Copy the records word for word from their beginning through the line containing "The first lens array 205 is at (280, 327).", including that line. Leave the pictures out.
_____
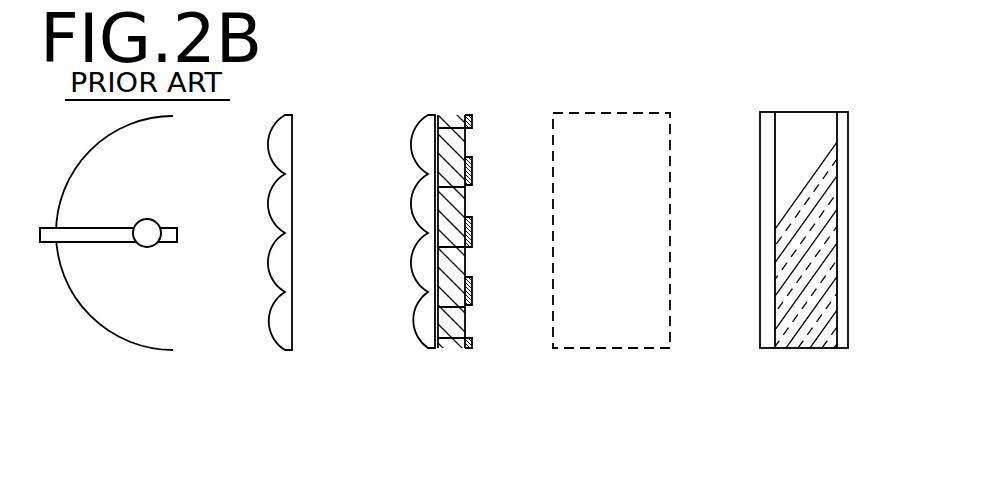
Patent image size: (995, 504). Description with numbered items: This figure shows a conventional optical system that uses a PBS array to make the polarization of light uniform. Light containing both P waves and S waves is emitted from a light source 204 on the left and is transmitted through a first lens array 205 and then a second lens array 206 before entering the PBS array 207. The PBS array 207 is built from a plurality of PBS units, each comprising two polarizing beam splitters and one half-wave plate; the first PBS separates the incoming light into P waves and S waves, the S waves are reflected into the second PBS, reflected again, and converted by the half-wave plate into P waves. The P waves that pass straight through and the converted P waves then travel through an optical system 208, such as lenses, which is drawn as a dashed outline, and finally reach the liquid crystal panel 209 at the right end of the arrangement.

The light source 204 is at (132, 322).
The first lens array 205 is at (280, 327).
The second lens array 206 is at (427, 332).
The PBS array 207 is at (457, 340).
The optical system 208 is at (627, 332).
The liquid crystal panel 209 is at (790, 343).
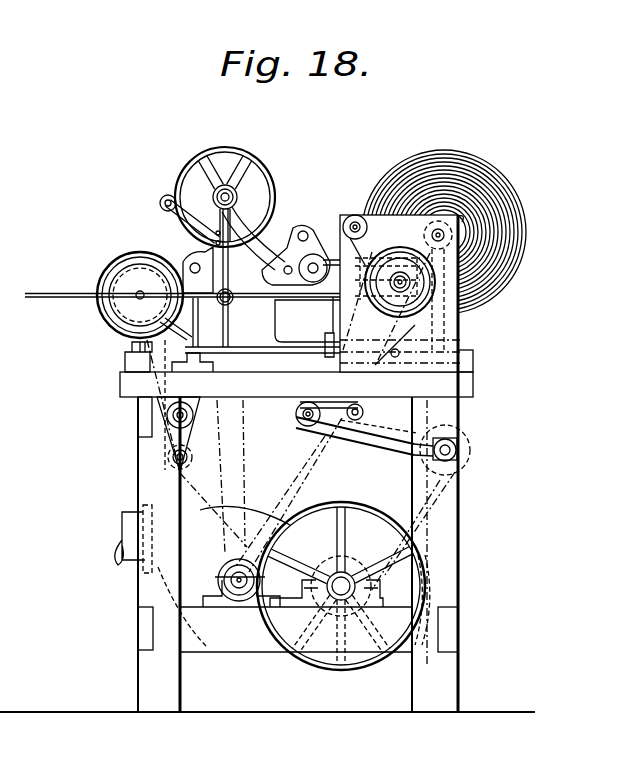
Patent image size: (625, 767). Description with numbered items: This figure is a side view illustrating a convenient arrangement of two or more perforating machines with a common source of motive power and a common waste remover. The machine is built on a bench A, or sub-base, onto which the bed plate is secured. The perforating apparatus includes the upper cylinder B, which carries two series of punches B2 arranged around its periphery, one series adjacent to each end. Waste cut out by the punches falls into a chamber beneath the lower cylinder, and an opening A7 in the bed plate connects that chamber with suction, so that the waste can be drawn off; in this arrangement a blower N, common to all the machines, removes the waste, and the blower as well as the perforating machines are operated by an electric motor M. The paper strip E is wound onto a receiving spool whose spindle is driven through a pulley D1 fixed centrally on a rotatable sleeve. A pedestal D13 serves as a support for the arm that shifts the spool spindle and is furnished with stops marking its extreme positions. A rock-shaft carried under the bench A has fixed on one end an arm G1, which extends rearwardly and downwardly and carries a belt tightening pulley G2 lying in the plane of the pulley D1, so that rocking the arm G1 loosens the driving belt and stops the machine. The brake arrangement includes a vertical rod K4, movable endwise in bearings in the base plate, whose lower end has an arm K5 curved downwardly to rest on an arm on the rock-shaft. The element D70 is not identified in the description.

The punches B2 is at (232, 156).
The upper cylinder B is at (262, 185).
The rod D70 is at (73, 283).
The pulley D1 is at (110, 310).
The pedestal D13 is at (195, 340).
The vertical rod K4 is at (328, 318).
The paper strip E is at (500, 312).
The electric motor M is at (465, 331).
The opening A7 is at (473, 363).
The bench A is at (473, 384).
The arm K5 is at (363, 412).
The arm G1 is at (378, 443).
The belt tightening pulley G2 is at (465, 457).
The blower N is at (200, 512).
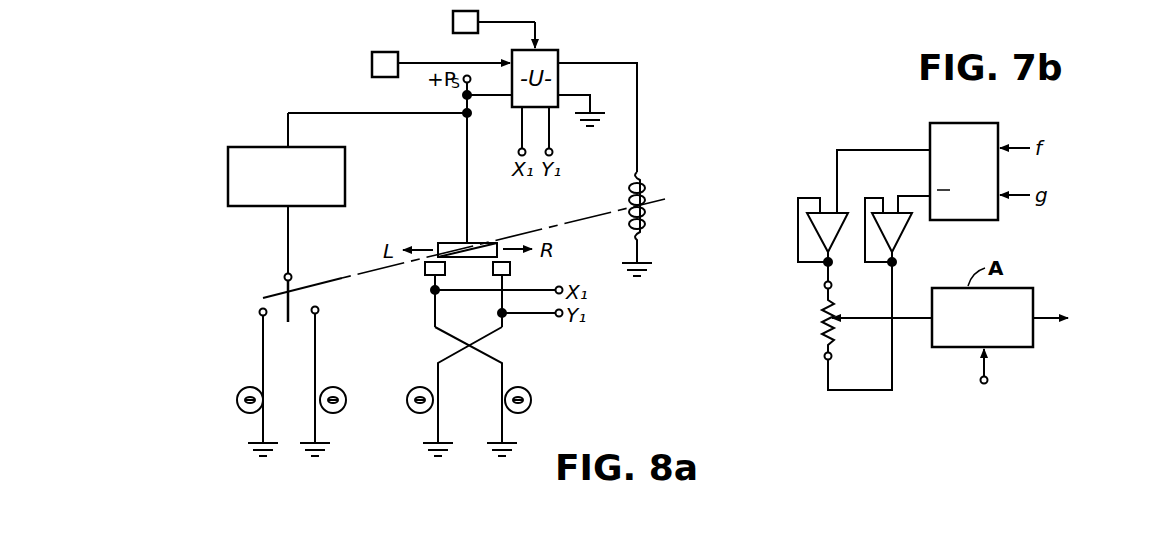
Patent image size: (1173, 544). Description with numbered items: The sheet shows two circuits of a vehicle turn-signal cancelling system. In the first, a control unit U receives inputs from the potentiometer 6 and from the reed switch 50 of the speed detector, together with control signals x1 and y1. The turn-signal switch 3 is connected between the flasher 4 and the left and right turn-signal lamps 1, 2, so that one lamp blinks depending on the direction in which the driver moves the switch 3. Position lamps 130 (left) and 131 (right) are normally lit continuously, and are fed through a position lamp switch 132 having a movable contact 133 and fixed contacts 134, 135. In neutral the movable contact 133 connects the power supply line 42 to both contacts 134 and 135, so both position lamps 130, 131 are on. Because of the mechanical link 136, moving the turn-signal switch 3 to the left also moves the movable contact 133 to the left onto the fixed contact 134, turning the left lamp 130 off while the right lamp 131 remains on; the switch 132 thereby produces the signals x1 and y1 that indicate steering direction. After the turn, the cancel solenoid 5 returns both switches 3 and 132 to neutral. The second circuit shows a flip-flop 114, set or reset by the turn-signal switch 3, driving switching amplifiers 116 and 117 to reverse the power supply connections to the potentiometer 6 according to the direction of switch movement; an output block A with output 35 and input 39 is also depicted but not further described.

In FIG. 8a, the left turn-signal lamp 1 is at (238, 410).
In FIG. 8a, the right turn-signal lamp 2 is at (330, 412).
In FIG. 8a, the turn-signal switch 3 is at (280, 293).
In FIG. 8a, the flasher 4 is at (249, 147).
In FIG. 8a, the cancel solenoid 5 is at (644, 172).
In FIG. 8a, the potentiometer 6 is at (453, 22).
In FIG. 7b, the potentiometer 6 is at (822, 322).
In FIG. 7b, the output 35 is at (1043, 312).
In FIG. 7b, the input 39 is at (986, 366).
In FIG. 8a, the power supply line 42 is at (462, 106).
In FIG. 8a, the reed switch of speed detector 50 is at (372, 67).
In FIG. 7b, the flip-flop 114 is at (975, 123).
In FIG. 7b, the switching amplifier 116 is at (829, 210).
In FIG. 7b, the switching amplifier 117 is at (897, 233).
In FIG. 8a, the left position lamp 130 is at (424, 412).
In FIG. 8a, the right position lamp 131 is at (520, 412).
In FIG. 8a, the position lamp switch 132 is at (460, 240).
In FIG. 8a, the movable contact 133 is at (472, 242).
In FIG. 8a, the fixed contact 134 is at (423, 276).
In FIG. 8a, the fixed contact 135 is at (510, 270).
In FIG. 8a, the mechanical link 136 is at (351, 257).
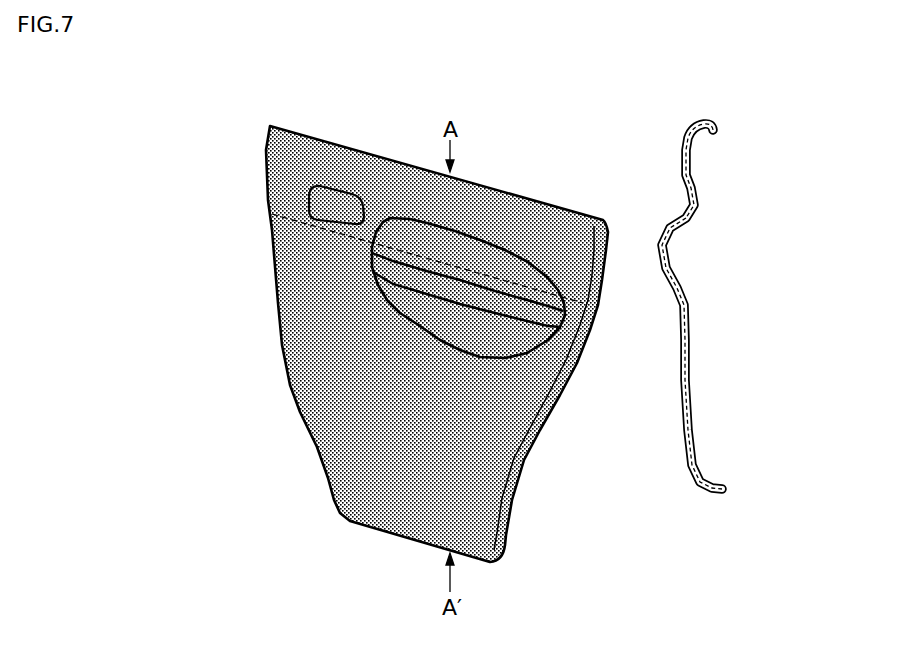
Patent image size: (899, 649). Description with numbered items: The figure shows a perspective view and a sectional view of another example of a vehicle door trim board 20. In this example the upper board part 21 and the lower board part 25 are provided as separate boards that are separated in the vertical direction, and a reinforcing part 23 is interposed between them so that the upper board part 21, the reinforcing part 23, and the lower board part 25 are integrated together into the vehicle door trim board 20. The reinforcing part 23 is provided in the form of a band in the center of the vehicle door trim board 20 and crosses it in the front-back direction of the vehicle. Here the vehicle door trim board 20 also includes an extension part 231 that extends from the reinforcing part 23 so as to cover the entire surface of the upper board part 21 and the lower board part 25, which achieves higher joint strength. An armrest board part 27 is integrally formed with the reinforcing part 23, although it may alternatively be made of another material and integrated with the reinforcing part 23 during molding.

The vehicle door trim board 20 is at (465, 323).
The upper board part 21 is at (300, 151).
The reinforcing part 23 is at (292, 290).
The lower board part 25 is at (332, 444).
The armrest board part 27 is at (523, 343).
The extension part 231 is at (475, 171).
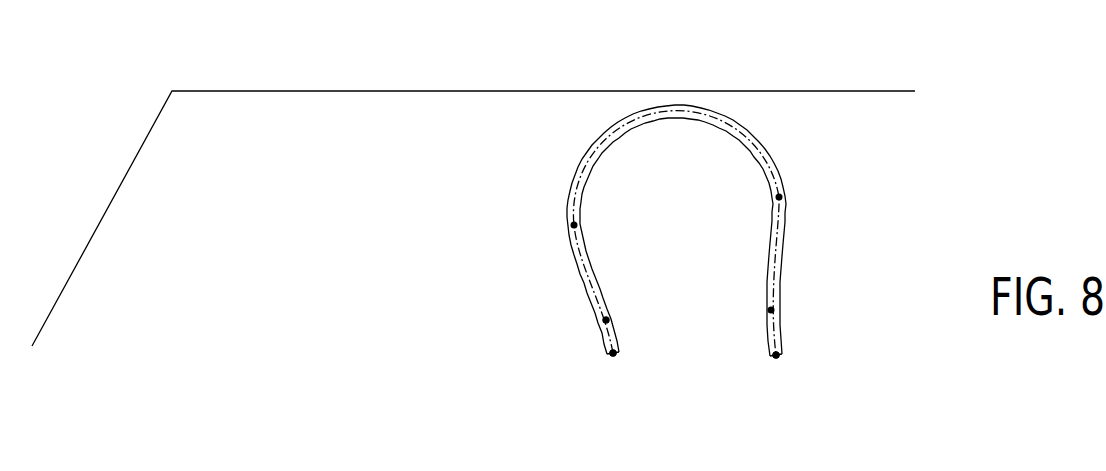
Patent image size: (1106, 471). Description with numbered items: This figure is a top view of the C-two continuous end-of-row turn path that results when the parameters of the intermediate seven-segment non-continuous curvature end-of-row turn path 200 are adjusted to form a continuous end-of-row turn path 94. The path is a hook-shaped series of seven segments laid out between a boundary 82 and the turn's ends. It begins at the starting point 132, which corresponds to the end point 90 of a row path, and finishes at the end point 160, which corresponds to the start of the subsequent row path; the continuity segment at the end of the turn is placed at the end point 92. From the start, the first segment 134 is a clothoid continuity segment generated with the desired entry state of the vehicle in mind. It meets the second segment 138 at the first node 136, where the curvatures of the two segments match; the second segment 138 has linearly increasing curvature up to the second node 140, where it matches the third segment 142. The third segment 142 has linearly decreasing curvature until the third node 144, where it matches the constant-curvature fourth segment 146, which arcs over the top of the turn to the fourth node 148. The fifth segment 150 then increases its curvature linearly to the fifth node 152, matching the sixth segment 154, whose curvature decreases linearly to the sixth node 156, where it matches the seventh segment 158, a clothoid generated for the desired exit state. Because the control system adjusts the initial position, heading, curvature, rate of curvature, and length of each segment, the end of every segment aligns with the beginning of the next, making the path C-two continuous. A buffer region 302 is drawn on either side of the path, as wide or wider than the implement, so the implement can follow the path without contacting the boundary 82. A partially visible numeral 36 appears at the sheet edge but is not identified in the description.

The boundary 82 is at (828, 91).
The housing 36 is at (11, 461).
The intermediate seven-segment non-continuous curvature end-of-row turn path 200 is at (570, 230).
The continuous end-of-row turn path 94 is at (676, 230).
The buffer region 302 is at (600, 136).
The fourth segment 146 is at (746, 134).
The fourth node 148 is at (780, 196).
The third node 144 is at (573, 226).
The third segment 142 is at (596, 268).
The fifth segment 150 is at (777, 250).
The sixth segment 154 is at (771, 334).
The second segment 138 is at (607, 321).
The second node 140 is at (605, 322).
The fifth node 152 is at (772, 310).
The sixth node 156 is at (777, 355).
The first node 136 is at (612, 354).
The seventh segment 158 is at (775, 357).
The end point of row path 90 is at (556, 390).
The starting point 132 is at (613, 354).
The first segment 134 is at (614, 354).
The end point 92 is at (846, 384).
The end point 160 is at (777, 357).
_____
Correct result ▸
Patent image size: (995, 504). Description with numbered items: This figure shows a conventional optical system that uses a PBS array to make the polarization of light uniform. Light containing both P waves and S waves is emitted from a light source 204 on the left and is transmitted through a first lens array 205 and then a second lens array 206 before entering the PBS array 207. The PBS array 207 is built from a plurality of PBS units, each comprising two polarizing beam splitters and one half-wave plate; the first PBS separates the incoming light into P waves and S waves, the S waves are reflected into the second PBS, reflected again, and converted by the half-wave plate into P waves. The P waves that pass straight through and the converted P waves then travel through an optical system 208, such as lenses, which is drawn as a dashed outline, and finally reach the liquid crystal panel 209 at the right end of the arrangement.

The light source 204 is at (132, 322).
The first lens array 205 is at (280, 327).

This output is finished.